* [Requirement] Keep only the lines that hold the string "McGraw", filtering out the rest of the entries below.

[Excerpt from a dataset]
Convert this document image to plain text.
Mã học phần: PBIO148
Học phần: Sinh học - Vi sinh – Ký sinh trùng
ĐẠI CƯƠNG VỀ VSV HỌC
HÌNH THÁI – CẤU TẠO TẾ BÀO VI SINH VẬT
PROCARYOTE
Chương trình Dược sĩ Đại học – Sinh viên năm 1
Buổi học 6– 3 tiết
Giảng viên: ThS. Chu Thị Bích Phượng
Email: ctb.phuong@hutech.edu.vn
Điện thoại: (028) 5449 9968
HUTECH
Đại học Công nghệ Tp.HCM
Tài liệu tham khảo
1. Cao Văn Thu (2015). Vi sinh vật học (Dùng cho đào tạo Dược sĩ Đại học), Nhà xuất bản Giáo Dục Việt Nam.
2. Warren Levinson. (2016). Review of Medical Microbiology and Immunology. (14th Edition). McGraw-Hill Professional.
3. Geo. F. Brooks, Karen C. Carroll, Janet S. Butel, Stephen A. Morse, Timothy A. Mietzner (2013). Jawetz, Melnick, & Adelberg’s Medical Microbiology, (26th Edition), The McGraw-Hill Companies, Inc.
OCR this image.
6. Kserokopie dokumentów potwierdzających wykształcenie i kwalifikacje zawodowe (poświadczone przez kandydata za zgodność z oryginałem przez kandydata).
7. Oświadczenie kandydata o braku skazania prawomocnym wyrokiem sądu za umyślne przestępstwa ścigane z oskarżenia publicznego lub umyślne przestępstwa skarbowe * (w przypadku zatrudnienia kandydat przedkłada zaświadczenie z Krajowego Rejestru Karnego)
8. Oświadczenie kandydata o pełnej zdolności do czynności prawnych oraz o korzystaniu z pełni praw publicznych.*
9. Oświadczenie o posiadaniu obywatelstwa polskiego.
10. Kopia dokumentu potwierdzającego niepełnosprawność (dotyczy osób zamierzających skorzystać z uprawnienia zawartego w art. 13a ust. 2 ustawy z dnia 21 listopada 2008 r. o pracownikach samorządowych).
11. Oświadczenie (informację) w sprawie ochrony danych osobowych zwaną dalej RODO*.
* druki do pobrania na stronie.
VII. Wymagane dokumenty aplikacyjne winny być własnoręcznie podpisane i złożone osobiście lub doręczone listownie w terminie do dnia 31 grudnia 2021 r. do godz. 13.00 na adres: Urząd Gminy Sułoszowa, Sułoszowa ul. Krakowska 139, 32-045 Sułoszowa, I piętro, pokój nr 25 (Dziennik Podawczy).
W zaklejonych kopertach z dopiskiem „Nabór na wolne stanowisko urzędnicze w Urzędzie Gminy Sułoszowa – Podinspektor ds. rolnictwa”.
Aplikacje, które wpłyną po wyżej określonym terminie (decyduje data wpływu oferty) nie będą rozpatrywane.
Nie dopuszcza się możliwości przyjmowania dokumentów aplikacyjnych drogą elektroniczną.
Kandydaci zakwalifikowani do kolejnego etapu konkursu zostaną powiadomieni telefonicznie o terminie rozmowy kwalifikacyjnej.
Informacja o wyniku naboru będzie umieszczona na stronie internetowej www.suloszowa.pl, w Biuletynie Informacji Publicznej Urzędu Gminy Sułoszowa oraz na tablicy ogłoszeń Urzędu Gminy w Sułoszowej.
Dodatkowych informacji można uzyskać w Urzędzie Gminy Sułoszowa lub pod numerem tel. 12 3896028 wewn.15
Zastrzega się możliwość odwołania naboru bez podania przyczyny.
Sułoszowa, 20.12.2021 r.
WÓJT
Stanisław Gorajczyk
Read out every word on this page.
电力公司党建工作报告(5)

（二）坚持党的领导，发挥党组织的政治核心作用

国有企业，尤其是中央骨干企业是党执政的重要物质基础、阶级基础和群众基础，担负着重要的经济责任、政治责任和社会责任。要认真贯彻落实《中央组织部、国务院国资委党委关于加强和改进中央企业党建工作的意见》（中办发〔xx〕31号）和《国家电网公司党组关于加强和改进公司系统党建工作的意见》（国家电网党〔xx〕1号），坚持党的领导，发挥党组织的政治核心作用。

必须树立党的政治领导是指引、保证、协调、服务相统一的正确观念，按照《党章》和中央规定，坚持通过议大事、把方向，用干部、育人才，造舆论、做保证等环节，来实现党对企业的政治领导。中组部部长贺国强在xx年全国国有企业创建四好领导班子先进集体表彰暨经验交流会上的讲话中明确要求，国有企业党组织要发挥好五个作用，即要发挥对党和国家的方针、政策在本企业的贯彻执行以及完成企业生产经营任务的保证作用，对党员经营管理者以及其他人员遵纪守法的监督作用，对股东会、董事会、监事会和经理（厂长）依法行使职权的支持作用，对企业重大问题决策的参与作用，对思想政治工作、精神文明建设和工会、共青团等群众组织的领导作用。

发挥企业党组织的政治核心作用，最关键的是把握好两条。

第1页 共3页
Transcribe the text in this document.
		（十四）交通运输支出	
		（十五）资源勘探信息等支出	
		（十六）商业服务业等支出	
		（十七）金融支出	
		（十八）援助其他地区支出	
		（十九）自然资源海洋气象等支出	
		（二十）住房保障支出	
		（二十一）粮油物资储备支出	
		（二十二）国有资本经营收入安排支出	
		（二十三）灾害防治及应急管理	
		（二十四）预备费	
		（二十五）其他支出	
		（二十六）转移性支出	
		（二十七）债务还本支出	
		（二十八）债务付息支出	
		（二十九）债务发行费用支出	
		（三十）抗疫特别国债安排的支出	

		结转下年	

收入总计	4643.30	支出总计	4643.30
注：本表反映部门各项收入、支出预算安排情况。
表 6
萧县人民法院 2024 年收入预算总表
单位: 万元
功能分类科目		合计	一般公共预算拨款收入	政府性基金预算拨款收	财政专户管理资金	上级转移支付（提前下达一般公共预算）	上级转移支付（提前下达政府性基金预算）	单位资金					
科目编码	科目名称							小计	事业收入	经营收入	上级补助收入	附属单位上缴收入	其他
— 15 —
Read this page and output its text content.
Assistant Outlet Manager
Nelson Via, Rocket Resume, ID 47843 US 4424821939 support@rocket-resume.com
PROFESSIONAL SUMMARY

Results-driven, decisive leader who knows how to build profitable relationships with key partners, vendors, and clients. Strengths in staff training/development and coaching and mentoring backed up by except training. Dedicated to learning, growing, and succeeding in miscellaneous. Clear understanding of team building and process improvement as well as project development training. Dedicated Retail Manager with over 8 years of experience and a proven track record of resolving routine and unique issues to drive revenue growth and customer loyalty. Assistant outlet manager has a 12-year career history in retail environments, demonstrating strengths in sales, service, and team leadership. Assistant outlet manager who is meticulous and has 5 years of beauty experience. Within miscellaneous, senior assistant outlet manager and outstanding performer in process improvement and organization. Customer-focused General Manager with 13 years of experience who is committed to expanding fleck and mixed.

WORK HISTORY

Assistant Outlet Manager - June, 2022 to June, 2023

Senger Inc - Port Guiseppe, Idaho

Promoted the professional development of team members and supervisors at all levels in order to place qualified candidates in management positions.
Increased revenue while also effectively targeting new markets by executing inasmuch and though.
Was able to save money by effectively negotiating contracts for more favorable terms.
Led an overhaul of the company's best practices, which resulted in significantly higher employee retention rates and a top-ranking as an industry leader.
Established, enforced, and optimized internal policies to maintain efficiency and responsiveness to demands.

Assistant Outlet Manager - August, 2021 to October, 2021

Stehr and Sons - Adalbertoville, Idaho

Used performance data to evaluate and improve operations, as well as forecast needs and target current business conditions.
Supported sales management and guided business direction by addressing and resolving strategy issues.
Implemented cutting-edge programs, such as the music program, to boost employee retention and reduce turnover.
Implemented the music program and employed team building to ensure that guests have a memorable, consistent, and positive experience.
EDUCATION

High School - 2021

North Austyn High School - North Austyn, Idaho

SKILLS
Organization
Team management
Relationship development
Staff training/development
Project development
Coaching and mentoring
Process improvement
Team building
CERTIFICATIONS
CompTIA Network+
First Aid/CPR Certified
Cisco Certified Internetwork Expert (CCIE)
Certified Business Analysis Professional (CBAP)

* [Finished task]
2. Warren Levinson. (2016). Review of Medical Microbiology and Immunology. (14th Edition). McGraw-Hill Professional.
3. Geo. F. Brooks, Karen C. Carroll, Janet S. Butel, Stephen A. Morse, Timothy A. Mietzner (2013). Jawetz, Melnick, & Adelberg’s Medical Microbiology, (26th Edition), The McGraw-Hill Companies, Inc.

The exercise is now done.